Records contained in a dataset
___
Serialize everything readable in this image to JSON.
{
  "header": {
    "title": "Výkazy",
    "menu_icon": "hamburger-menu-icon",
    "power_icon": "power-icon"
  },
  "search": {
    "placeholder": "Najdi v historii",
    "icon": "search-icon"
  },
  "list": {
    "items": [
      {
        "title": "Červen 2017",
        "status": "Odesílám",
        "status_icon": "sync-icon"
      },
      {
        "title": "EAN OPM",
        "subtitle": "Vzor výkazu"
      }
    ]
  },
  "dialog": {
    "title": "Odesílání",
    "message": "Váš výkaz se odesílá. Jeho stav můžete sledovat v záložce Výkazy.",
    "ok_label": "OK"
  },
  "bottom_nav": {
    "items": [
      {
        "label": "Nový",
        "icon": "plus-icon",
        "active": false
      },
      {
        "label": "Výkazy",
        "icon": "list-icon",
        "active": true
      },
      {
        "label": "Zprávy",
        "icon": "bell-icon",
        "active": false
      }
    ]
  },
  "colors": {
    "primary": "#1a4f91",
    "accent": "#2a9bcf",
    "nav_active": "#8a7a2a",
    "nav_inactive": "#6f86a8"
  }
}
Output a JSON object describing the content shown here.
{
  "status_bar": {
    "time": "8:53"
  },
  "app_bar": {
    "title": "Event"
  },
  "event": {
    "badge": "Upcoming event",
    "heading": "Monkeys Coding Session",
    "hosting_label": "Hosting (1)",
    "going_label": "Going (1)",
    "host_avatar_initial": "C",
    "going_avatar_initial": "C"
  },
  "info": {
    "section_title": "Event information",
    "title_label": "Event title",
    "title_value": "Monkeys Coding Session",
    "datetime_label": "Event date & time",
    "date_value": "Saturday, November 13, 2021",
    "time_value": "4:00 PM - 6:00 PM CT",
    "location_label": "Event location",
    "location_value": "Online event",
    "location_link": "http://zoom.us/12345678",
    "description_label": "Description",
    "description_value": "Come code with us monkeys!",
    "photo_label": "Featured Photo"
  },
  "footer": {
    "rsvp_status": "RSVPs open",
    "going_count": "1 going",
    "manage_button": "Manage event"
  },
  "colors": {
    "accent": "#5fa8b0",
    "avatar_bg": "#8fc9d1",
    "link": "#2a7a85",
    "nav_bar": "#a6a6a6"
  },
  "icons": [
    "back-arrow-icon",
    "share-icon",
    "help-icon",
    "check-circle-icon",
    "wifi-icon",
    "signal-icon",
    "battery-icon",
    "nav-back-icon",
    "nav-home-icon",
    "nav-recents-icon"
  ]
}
___
Restate each of the entries above verbatim.

Serialize everything readable in this image to JSON.
{
  "header": {
    "title": "Výkazy",
    "menu_icon": "hamburger-menu-icon",
    "power_icon": "power-icon"
  },
  "search": {
    "placeholder": "Najdi v historii",
    "icon": "search-icon"
  },
  "list": {
    "items": [
      {
        "title": "Červen 2017",
        "status": "Odesílám",
        "status_icon": "sync-icon"
      },
      {
        "title": "EAN OPM",
        "subtitle": "Vzor výkazu"
      }
    ]
  },
  "dialog": {
    "title": "Odesílání",
    "message": "Váš výkaz se odesílá. Jeho stav můžete sledovat v záložce Výkazy.",
    "ok_label": "OK"
  },
  "bottom_nav": {
    "items": [
      {
        "label": "Nový",
        "icon": "plus-icon",
        "active": false
      },
      {
        "label": "Výkazy",
        "icon": "list-icon",
        "active": true
      },
      {
        "label": "Zprávy",
        "icon": "bell-icon",
        "active": false
      }
    ]
  },
  "colors": {
    "primary": "#1a4f91",
    "accent": "#2a9bcf",
    "nav_active": "#8a7a2a",
    "nav_inactive": "#6f86a8"
  }
}
Output a JSON object describing the content shown here.
{
  "status_bar": {
    "time": "8:53"
  },
  "app_bar": {
    "title": "Event"
  },
  "event": {
    "badge": "Upcoming event",
    "heading": "Monkeys Coding Session",
    "hosting_label": "Hosting (1)",
    "going_label": "Going (1)",
    "host_avatar_initial": "C",
    "going_avatar_initial": "C"
  },
  "info": {
    "section_title": "Event information",
    "title_label": "Event title",
    "title_value": "Monkeys Coding Session",
    "datetime_label": "Event date & time",
    "date_value": "Saturday, November 13, 2021",
    "time_value": "4:00 PM - 6:00 PM CT",
    "location_label": "Event location",
    "location_value": "Online event",
    "location_link": "http://zoom.us/12345678",
    "description_label": "Description",
    "description_value": "Come code with us monkeys!",
    "photo_label": "Featured Photo"
  },
  "footer": {
    "rsvp_status": "RSVPs open",
    "going_count": "1 going",
    "manage_button": "Manage event"
  },
  "colors": {
    "accent": "#5fa8b0",
    "avatar_bg": "#8fc9d1",
    "link": "#2a7a85",
    "nav_bar": "#a6a6a6"
  },
  "icons": [
    "back-arrow-icon",
    "share-icon",
    "help-icon",
    "check-circle-icon",
    "wifi-icon",
    "signal-icon",
    "battery-icon",
    "nav-back-icon",
    "nav-home-icon",
    "nav-recents-icon"
  ]
}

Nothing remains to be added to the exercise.